** BEGIN GIVEN INFORMATION **

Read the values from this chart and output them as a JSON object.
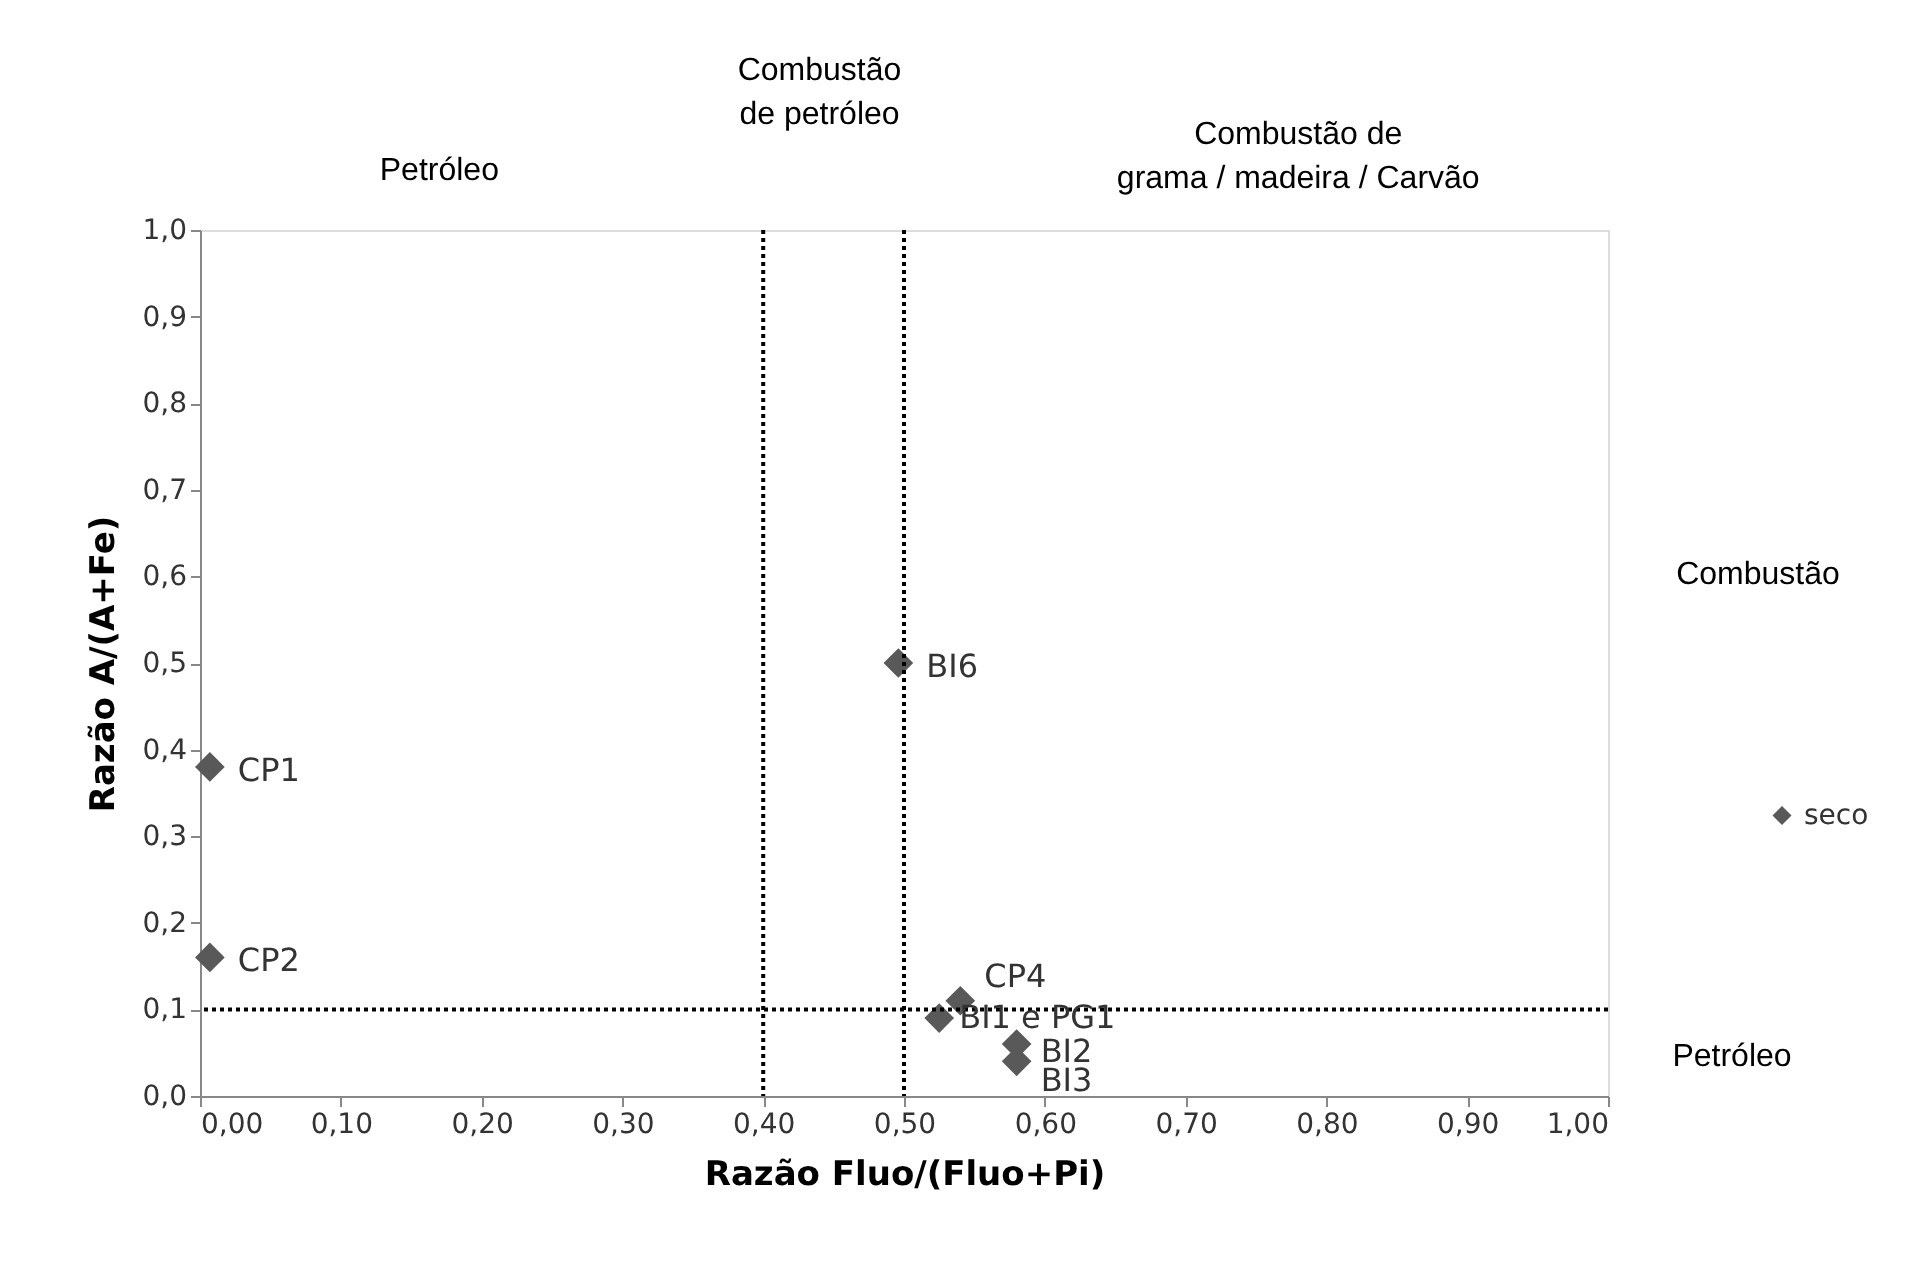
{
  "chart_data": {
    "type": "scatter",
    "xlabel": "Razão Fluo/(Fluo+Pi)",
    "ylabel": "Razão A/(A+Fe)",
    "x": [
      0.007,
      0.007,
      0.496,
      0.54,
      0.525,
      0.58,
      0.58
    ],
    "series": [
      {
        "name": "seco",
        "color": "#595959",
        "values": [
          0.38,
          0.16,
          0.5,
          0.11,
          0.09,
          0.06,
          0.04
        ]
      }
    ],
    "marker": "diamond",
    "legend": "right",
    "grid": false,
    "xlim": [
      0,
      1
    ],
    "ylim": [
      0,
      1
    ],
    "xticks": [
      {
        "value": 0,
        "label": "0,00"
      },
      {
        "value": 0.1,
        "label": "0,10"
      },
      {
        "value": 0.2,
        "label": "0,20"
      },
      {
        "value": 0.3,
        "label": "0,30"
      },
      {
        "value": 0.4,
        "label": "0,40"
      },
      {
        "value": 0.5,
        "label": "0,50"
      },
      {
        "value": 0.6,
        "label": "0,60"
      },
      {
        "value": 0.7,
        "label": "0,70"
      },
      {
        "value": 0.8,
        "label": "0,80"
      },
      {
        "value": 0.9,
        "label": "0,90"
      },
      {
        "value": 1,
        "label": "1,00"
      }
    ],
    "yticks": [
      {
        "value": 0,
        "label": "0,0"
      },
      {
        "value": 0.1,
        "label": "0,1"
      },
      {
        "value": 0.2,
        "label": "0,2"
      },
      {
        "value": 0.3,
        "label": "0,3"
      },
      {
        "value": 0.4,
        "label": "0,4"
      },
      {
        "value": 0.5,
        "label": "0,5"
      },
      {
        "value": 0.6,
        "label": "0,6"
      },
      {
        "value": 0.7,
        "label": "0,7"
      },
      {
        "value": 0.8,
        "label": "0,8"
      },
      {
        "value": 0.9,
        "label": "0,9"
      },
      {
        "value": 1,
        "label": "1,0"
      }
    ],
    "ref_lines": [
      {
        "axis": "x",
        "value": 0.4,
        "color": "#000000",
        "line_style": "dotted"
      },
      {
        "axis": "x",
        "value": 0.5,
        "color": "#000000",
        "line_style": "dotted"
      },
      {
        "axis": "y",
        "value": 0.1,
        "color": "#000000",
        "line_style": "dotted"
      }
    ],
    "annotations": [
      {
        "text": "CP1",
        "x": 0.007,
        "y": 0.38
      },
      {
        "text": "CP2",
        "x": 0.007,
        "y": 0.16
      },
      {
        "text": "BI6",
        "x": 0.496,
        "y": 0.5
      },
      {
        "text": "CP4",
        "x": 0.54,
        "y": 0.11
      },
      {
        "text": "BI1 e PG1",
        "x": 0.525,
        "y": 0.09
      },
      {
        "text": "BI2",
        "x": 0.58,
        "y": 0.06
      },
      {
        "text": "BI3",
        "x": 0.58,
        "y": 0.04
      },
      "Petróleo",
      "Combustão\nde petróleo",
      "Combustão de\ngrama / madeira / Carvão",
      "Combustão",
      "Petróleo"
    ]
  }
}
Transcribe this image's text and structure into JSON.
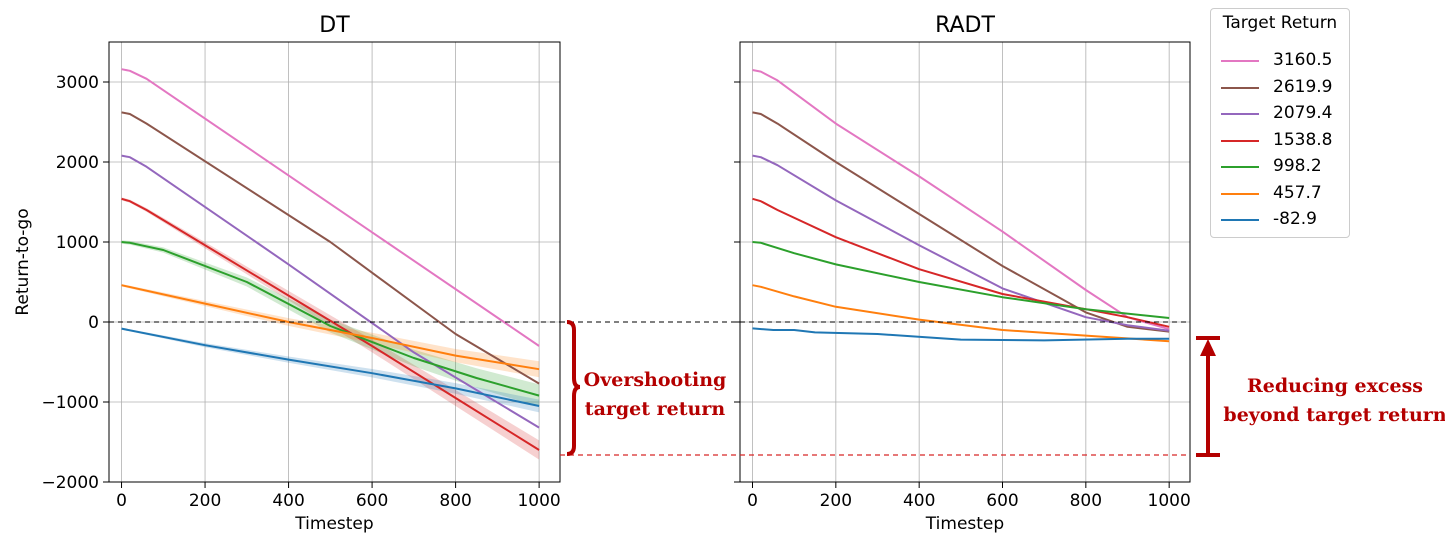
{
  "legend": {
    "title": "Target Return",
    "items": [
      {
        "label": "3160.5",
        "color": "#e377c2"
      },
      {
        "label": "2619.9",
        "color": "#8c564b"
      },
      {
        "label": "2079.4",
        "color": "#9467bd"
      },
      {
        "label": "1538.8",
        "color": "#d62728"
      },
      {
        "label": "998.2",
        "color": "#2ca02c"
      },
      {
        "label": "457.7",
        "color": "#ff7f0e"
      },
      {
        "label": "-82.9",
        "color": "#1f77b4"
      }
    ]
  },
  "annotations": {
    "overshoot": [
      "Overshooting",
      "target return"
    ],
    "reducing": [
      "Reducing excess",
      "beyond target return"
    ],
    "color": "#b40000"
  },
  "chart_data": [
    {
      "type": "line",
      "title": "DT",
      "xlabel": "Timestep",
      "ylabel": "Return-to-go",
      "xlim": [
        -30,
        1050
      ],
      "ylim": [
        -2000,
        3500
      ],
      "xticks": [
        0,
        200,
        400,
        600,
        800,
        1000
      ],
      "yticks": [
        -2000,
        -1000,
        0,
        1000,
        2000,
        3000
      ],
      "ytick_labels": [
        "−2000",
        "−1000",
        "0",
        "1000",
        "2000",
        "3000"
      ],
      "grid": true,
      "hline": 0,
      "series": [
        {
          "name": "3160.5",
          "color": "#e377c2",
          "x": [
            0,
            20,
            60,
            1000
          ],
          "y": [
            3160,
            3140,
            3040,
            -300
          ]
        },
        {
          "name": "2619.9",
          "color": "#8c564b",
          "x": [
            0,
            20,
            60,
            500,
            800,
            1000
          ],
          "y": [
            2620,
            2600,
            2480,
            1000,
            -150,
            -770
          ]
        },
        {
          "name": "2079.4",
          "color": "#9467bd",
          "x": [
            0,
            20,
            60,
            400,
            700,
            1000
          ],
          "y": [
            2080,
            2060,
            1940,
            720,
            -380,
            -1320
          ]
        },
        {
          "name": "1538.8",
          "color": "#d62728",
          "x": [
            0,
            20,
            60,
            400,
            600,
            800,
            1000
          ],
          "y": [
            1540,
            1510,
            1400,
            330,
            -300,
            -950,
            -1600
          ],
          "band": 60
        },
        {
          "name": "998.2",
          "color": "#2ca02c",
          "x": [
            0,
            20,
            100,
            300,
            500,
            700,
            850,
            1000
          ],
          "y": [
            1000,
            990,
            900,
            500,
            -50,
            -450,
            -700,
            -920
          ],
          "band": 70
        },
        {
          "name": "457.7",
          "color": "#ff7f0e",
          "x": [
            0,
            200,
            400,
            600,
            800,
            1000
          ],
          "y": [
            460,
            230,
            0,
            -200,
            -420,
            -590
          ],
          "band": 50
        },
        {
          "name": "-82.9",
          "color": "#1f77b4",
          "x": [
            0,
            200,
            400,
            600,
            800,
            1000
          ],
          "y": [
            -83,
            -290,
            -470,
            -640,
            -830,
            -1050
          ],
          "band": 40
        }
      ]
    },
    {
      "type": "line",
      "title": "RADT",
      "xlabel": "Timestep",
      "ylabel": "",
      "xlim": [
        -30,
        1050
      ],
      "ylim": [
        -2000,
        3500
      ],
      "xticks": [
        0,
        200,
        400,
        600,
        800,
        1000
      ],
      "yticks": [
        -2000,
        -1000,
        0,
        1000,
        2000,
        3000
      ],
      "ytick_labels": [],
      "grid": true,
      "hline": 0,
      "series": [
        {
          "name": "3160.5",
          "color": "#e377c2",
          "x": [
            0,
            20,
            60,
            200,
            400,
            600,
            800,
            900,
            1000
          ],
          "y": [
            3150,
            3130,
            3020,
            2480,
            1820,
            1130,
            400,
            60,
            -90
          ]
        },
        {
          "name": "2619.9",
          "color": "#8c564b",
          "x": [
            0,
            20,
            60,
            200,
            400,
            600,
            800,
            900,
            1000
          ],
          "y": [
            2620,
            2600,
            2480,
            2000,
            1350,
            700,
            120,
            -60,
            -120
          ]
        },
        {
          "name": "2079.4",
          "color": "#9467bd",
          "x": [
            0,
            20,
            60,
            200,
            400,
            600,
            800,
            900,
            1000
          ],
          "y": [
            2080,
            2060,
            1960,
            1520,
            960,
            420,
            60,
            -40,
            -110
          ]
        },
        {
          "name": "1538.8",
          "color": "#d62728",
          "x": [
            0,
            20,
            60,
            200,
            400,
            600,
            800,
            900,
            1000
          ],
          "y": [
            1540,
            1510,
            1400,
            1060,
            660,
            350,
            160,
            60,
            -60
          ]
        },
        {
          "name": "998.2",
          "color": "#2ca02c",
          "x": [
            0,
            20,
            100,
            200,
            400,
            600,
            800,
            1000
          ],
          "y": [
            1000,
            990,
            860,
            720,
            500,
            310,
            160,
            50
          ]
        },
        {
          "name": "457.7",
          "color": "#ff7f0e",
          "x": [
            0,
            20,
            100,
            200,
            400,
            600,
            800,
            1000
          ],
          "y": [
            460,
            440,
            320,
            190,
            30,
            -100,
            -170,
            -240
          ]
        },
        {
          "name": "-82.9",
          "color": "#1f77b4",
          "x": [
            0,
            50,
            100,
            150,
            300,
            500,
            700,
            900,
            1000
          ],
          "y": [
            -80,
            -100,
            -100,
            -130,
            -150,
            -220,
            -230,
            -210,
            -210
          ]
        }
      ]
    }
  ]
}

** END GIVEN INFORMATION **

From the data above, work out how many lines hold "JSON". Answer with the number alone.

2